Exercise brief >> The word "Efficiency" marks the lines to find; copy every such line from the data below.

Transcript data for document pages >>
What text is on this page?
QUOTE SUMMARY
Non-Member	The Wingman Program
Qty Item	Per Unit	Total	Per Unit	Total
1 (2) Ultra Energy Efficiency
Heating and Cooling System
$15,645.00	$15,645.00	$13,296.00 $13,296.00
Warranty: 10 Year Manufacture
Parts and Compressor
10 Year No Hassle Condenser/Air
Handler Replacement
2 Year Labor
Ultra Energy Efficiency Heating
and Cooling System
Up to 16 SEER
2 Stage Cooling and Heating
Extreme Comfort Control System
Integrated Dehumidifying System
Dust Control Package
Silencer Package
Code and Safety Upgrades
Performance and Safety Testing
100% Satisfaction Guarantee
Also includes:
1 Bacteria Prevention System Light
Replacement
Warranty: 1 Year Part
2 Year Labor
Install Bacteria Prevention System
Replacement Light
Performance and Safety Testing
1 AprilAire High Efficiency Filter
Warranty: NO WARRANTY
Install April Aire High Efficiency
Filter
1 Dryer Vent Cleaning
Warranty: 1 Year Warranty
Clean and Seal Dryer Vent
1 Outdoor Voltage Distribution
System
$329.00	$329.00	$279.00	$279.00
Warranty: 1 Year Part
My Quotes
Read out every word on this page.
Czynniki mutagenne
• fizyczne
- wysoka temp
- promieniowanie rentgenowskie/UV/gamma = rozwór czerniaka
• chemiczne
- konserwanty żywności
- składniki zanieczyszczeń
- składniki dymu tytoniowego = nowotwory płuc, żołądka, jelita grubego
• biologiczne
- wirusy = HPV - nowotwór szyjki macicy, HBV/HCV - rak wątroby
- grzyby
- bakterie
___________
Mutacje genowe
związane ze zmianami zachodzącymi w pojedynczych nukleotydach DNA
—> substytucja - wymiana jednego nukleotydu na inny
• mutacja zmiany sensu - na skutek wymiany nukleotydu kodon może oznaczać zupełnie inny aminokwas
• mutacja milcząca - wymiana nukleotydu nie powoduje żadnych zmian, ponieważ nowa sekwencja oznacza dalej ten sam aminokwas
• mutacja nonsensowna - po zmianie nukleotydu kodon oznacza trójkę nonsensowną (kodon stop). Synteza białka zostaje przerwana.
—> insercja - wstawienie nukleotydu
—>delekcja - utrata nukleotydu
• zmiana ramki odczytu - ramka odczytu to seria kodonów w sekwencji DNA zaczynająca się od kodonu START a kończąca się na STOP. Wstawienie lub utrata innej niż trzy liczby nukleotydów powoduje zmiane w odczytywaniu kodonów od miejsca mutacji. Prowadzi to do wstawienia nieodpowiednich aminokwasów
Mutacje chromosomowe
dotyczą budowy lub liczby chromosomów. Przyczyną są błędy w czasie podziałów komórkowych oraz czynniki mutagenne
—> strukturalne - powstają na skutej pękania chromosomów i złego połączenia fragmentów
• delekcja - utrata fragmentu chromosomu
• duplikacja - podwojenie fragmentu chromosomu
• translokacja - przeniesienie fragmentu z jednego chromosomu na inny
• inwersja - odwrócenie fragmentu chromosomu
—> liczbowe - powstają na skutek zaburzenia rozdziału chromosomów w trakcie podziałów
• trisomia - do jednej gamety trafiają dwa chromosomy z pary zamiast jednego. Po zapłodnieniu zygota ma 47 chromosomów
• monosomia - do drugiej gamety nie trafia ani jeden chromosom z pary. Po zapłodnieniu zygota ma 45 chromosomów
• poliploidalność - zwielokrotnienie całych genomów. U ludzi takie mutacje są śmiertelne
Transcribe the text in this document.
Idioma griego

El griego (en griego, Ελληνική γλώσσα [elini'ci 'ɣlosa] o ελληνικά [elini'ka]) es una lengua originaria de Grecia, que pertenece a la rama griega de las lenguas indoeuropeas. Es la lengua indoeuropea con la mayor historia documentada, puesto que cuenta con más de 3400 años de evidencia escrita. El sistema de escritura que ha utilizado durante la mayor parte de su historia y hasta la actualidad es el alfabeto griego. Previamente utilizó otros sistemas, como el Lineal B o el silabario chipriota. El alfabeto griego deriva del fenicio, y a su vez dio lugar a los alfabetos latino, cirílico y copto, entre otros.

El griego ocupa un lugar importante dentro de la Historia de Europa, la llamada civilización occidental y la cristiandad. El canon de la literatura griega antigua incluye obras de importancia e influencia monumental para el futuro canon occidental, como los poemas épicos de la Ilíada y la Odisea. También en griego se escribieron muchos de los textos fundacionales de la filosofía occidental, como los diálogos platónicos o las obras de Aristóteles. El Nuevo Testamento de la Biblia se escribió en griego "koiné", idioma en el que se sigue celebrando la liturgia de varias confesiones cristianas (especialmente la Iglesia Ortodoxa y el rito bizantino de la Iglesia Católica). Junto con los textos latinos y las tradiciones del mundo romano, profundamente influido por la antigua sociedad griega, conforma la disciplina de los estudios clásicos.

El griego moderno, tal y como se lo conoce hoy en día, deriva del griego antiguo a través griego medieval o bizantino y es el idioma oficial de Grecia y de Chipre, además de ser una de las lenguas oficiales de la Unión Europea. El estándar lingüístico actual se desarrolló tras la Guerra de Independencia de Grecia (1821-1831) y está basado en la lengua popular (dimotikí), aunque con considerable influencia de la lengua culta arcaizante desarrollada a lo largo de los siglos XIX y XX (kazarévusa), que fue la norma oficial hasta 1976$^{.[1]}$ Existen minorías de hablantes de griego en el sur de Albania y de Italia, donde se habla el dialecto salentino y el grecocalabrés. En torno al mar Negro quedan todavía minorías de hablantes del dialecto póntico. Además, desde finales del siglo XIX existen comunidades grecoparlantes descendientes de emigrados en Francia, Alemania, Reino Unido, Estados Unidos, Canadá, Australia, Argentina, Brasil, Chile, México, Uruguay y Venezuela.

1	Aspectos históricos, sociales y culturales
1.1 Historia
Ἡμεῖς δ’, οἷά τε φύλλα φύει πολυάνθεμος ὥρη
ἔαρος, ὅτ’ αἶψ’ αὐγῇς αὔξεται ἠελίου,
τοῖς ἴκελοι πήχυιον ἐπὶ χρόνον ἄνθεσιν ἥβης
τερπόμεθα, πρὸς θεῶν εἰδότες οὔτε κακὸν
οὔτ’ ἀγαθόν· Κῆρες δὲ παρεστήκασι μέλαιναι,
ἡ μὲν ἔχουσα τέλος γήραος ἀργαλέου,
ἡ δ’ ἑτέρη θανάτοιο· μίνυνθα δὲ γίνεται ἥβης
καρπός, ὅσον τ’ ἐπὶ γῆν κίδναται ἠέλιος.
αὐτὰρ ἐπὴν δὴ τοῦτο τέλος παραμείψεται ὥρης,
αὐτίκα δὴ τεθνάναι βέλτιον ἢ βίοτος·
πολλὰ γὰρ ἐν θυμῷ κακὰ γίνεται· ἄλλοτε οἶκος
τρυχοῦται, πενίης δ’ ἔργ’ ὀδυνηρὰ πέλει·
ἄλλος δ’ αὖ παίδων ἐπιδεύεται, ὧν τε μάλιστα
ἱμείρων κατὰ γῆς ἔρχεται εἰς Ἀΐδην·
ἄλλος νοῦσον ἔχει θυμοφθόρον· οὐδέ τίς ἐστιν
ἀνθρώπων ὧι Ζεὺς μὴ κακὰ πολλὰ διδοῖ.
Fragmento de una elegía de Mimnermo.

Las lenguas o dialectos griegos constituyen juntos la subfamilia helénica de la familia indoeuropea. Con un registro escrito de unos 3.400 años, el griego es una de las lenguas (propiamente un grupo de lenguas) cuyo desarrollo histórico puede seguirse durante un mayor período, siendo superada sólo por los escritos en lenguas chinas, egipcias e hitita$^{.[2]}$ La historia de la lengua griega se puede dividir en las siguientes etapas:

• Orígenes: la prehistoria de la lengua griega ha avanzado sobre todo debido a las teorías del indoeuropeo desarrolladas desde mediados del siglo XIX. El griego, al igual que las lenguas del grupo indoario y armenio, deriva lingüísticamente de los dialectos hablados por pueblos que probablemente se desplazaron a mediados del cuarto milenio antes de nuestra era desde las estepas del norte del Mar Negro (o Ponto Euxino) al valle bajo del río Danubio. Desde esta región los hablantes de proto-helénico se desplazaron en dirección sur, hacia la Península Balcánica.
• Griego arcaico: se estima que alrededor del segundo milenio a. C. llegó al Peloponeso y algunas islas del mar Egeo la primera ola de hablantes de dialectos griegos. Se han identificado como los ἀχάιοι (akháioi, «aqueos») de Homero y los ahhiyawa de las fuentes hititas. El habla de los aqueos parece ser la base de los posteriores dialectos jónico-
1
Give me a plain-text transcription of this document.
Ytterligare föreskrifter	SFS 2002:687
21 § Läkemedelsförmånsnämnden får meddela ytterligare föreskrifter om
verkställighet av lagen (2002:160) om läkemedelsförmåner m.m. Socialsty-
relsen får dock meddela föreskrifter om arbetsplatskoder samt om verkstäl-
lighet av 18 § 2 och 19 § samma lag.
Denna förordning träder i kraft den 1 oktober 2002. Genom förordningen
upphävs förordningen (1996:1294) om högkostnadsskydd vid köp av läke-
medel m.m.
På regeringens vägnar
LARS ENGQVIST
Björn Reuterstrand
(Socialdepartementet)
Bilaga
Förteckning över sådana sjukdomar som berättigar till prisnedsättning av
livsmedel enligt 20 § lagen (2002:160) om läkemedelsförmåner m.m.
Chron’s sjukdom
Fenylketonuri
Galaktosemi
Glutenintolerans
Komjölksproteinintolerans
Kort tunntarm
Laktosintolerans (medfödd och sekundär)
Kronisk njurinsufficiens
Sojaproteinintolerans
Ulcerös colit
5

Exercise result >>
1 (2) Ultra Energy Efficiency
Ultra Energy Efficiency Heating
1 AprilAire High Efficiency Filter
Install April Aire High Efficiency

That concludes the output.